Entries supplied.
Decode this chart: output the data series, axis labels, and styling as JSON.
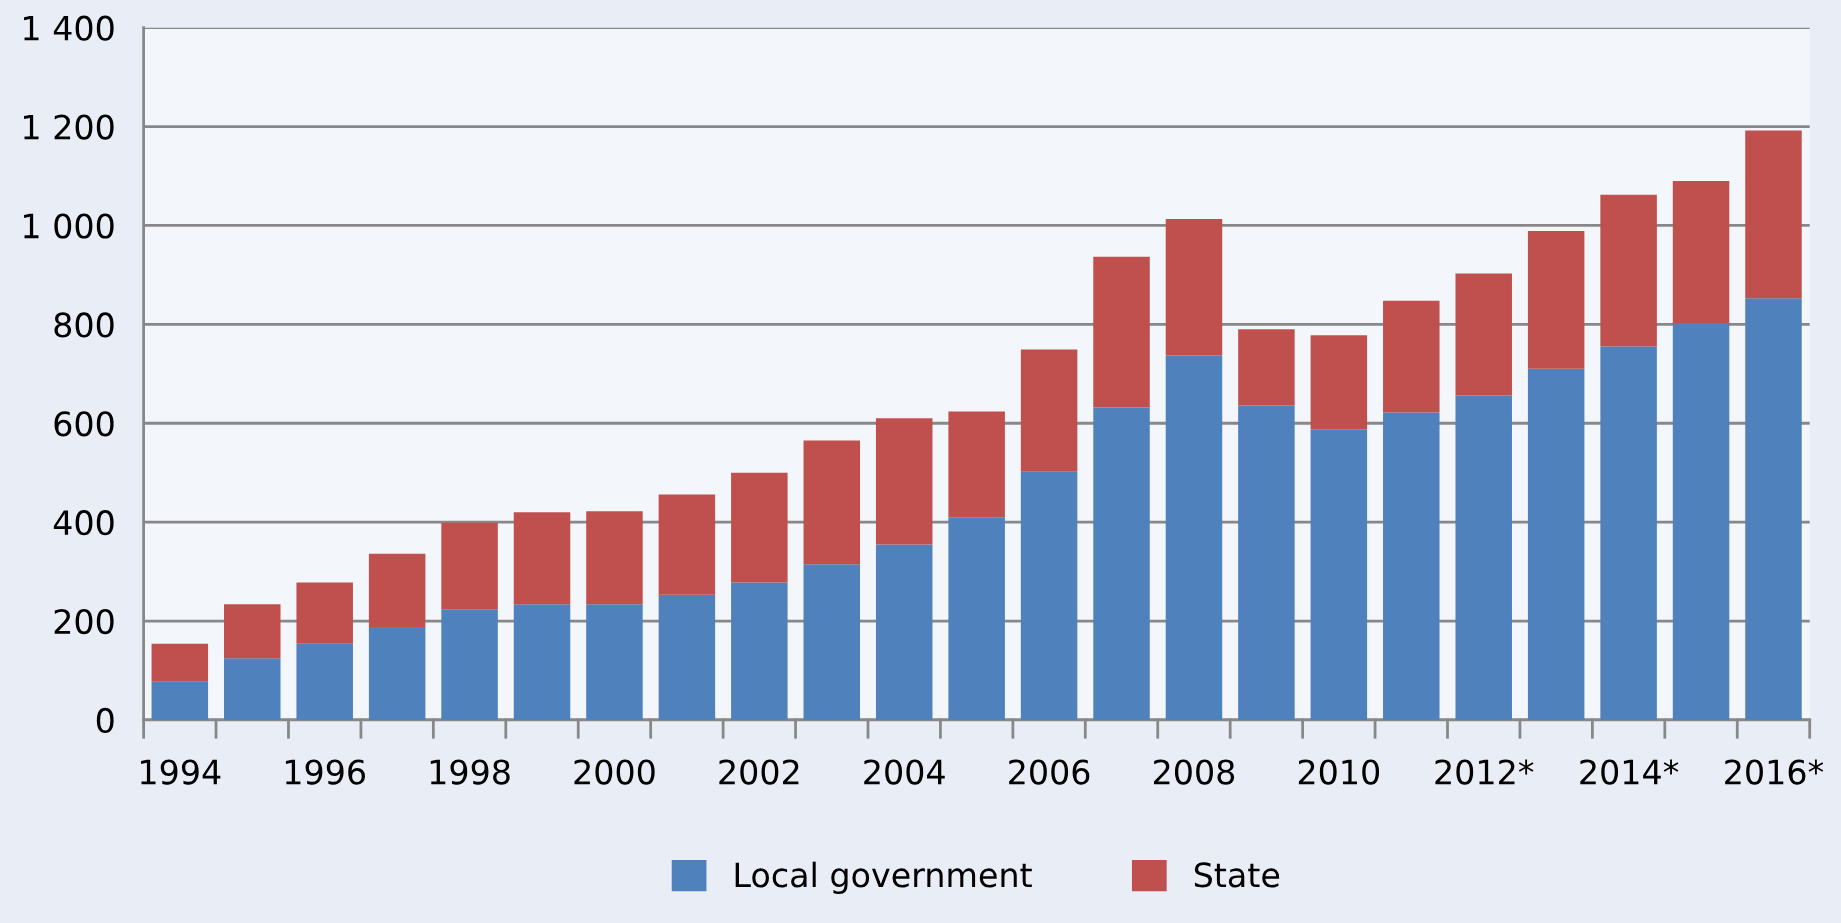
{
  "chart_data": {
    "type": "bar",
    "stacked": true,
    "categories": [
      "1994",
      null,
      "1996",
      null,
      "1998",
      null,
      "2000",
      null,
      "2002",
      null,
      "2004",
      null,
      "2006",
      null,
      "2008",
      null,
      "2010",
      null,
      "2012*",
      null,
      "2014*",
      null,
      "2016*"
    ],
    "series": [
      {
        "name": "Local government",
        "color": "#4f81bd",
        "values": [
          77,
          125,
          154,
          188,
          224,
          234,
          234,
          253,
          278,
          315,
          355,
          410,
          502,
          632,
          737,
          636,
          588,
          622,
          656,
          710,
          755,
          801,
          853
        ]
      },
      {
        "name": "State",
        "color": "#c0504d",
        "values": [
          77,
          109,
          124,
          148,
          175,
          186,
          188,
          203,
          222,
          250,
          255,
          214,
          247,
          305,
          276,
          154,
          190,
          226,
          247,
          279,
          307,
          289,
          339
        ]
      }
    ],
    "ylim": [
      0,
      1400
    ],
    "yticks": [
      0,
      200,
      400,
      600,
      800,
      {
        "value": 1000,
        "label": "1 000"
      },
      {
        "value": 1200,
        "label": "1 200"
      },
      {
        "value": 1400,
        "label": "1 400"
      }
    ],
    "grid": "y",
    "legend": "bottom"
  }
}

What you have to do. Copy all the lines above that hold the string "series".

Response to the exercise.
Decode this chart: output the data series, axis labels, and styling as JSON.
    "series": [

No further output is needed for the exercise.